(begin)

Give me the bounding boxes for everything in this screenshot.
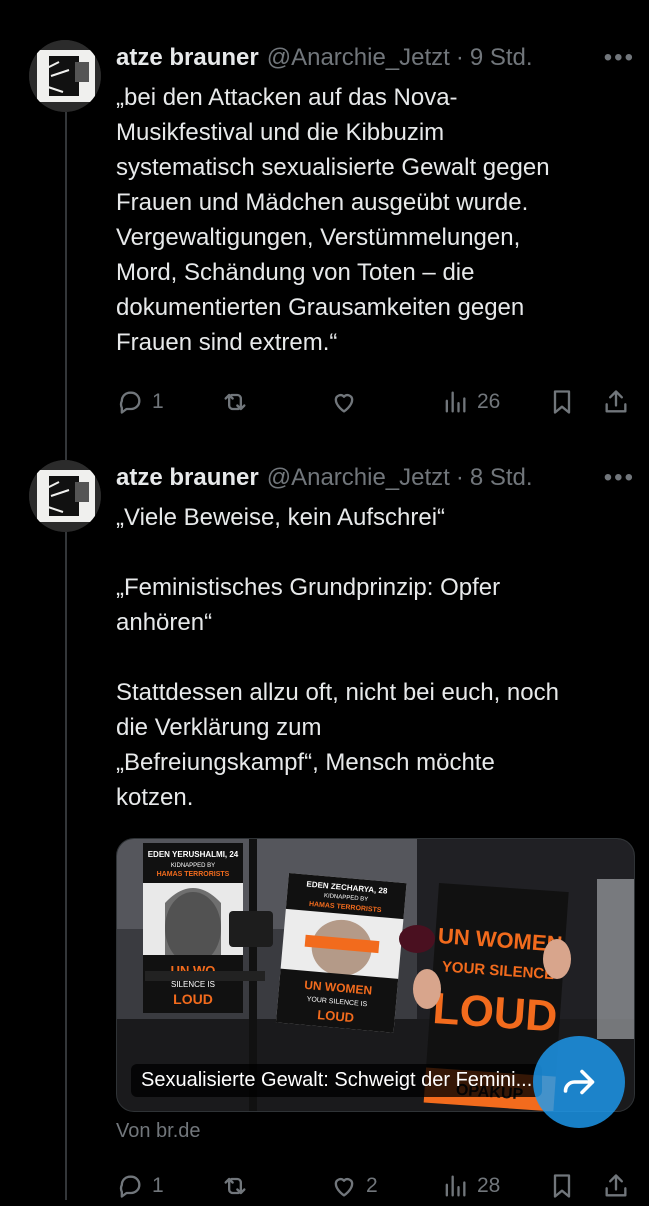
separator-dot: · [455, 44, 464, 71]
share-icon [605, 1174, 627, 1197]
repost-icon [224, 393, 246, 411]
tweet-header: atze brauner @Anarchie_Jetzt · 8 Std. ••… [116, 461, 635, 495]
views-button[interactable]: 26 [441, 382, 500, 422]
views-icon [445, 1175, 466, 1197]
views-button[interactable]: 28 [441, 1166, 500, 1206]
author-name[interactable]: atze brauner [116, 464, 259, 492]
bookmark-button[interactable] [548, 1166, 576, 1206]
bookmark-icon [553, 390, 571, 414]
poster-1-name: EDEN YERUSHALMI, 24 [148, 850, 239, 859]
bookmark-icon [553, 1174, 571, 1198]
reply-count: 1 [152, 1174, 164, 1197]
separator-dot: · [455, 464, 464, 491]
share-arrow-icon [563, 1069, 595, 1095]
reply-button[interactable]: 1 [116, 1166, 164, 1206]
author-handle[interactable]: @Anarchie_Jetzt [267, 44, 450, 72]
like-icon [334, 1178, 354, 1197]
views-icon [445, 391, 466, 413]
author-handle[interactable]: @Anarchie_Jetzt [267, 464, 450, 492]
repost-icon [224, 1177, 246, 1195]
reply-icon [119, 391, 141, 414]
reply-count: 1 [152, 390, 164, 413]
share-button[interactable] [602, 382, 630, 422]
like-button[interactable]: 2 [330, 1166, 378, 1206]
like-count: 2 [366, 1174, 378, 1197]
views-count: 26 [477, 390, 501, 413]
card-source[interactable]: Von br.de [116, 1120, 201, 1143]
reply-icon [119, 1175, 141, 1198]
more-icon[interactable]: ••• [604, 466, 635, 490]
poster-2-loud: LOUD [317, 1007, 355, 1025]
like-button[interactable] [330, 382, 366, 422]
like-icon [334, 394, 354, 413]
author-name[interactable]: atze brauner [116, 44, 259, 72]
share-icon [605, 390, 627, 413]
poster-1-loud: LOUD [173, 991, 213, 1007]
reply-button[interactable]: 1 [116, 382, 164, 422]
share-button[interactable] [602, 1166, 630, 1206]
poster-3-loud: LOUD [431, 984, 559, 1042]
tweet-actions: 1 26 [116, 382, 636, 422]
thread-connector-line [65, 112, 67, 1200]
timestamp[interactable]: 8 Std. [470, 464, 533, 492]
avatar[interactable] [29, 40, 101, 112]
avatar[interactable] [29, 460, 101, 532]
poster-1-silence: SILENCE IS [171, 980, 215, 989]
more-icon[interactable]: ••• [604, 46, 635, 70]
views-count: 28 [477, 1174, 501, 1197]
tweet-text: „Viele Beweise, kein Aufschrei“ „Feminis… [116, 504, 559, 811]
repost-button[interactable] [221, 1166, 257, 1206]
poster-1-hamas: HAMAS TERRORISTS [157, 871, 230, 878]
tweet-text: „bei den Attacken auf das Nova- Musikfes… [116, 84, 550, 356]
bookmark-button[interactable] [548, 382, 576, 422]
tweet-header: atze brauner @Anarchie_Jetzt · 9 Std. ••… [116, 41, 635, 75]
card-title: Sexualisierte Gewalt: Schweigt der Femin… [131, 1064, 543, 1097]
timestamp[interactable]: 9 Std. [470, 44, 533, 72]
compose-share-fab[interactable] [533, 1036, 625, 1128]
poster-1-kidnapped: KIDNAPPED BY [171, 863, 215, 869]
repost-button[interactable] [221, 382, 257, 422]
tweet-actions: 1 2 28 [116, 1166, 636, 1206]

(end)

- **What the task asks**:
Reproduce every line of the records above verbatim, omitting the picture.

- **The reply**:
Give me the bounding boxes for everything in this screenshot.
separator-dot: · [455, 44, 464, 71]
share-icon [605, 1174, 627, 1197]
repost-icon [224, 393, 246, 411]
tweet-header: atze brauner @Anarchie_Jetzt · 8 Std. ••… [116, 461, 635, 495]
views-button[interactable]: 26 [441, 382, 500, 422]
views-icon [445, 1175, 466, 1197]
views-button[interactable]: 28 [441, 1166, 500, 1206]
author-name[interactable]: atze brauner [116, 464, 259, 492]
bookmark-button[interactable] [548, 1166, 576, 1206]
bookmark-icon [553, 390, 571, 414]
poster-1-name: EDEN YERUSHALMI, 24 [148, 850, 239, 859]
bookmark-icon [553, 1174, 571, 1198]
reply-count: 1 [152, 1174, 164, 1197]
separator-dot: · [455, 464, 464, 491]
share-arrow-icon [563, 1069, 595, 1095]
reply-button[interactable]: 1 [116, 1166, 164, 1206]
author-handle[interactable]: @Anarchie_Jetzt [267, 44, 450, 72]
like-icon [334, 1178, 354, 1197]
views-icon [445, 391, 466, 413]
author-handle[interactable]: @Anarchie_Jetzt [267, 464, 450, 492]
repost-icon [224, 1177, 246, 1195]
reply-icon [119, 391, 141, 414]
reply-count: 1 [152, 390, 164, 413]
share-button[interactable] [602, 382, 630, 422]
like-button[interactable]: 2 [330, 1166, 378, 1206]
like-count: 2 [366, 1174, 378, 1197]
views-count: 26 [477, 390, 501, 413]
card-source[interactable]: Von br.de [116, 1120, 201, 1143]
reply-icon [119, 1175, 141, 1198]
more-icon[interactable]: ••• [604, 466, 635, 490]
poster-2-loud: LOUD [317, 1007, 355, 1025]
like-button[interactable] [330, 382, 366, 422]
like-icon [334, 394, 354, 413]
author-name[interactable]: atze brauner [116, 44, 259, 72]
share-icon [605, 390, 627, 413]
poster-1-loud: LOUD [173, 991, 213, 1007]
reply-button[interactable]: 1 [116, 382, 164, 422]
share-button[interactable] [602, 1166, 630, 1206]
poster-3-loud: LOUD [431, 984, 559, 1042]
tweet-actions: 1 26 [116, 382, 636, 422]
thread-connector-line [65, 112, 67, 1200]
timestamp[interactable]: 8 Std. [470, 464, 533, 492]
avatar[interactable] [29, 40, 101, 112]
avatar[interactable] [29, 460, 101, 532]
poster-1-silence: SILENCE IS [171, 980, 215, 989]
more-icon[interactable]: ••• [604, 46, 635, 70]
views-count: 28 [477, 1174, 501, 1197]
tweet-text: „Viele Beweise, kein Aufschrei“ „Feminis… [116, 504, 559, 811]
repost-button[interactable] [221, 1166, 257, 1206]
poster-1-hamas: HAMAS TERRORISTS [157, 871, 230, 878]
tweet-text: „bei den Attacken auf das Nova- Musikfes… [116, 84, 550, 356]
bookmark-button[interactable] [548, 382, 576, 422]
tweet-header: atze brauner @Anarchie_Jetzt · 9 Std. ••… [116, 41, 635, 75]
card-title: Sexualisierte Gewalt: Schweigt der Femin… [131, 1064, 543, 1097]
timestamp[interactable]: 9 Std. [470, 44, 533, 72]
compose-share-fab[interactable] [533, 1036, 625, 1128]
poster-1-kidnapped: KIDNAPPED BY [171, 863, 215, 869]
repost-button[interactable] [221, 382, 257, 422]
tweet-actions: 1 2 28 [116, 1166, 636, 1206]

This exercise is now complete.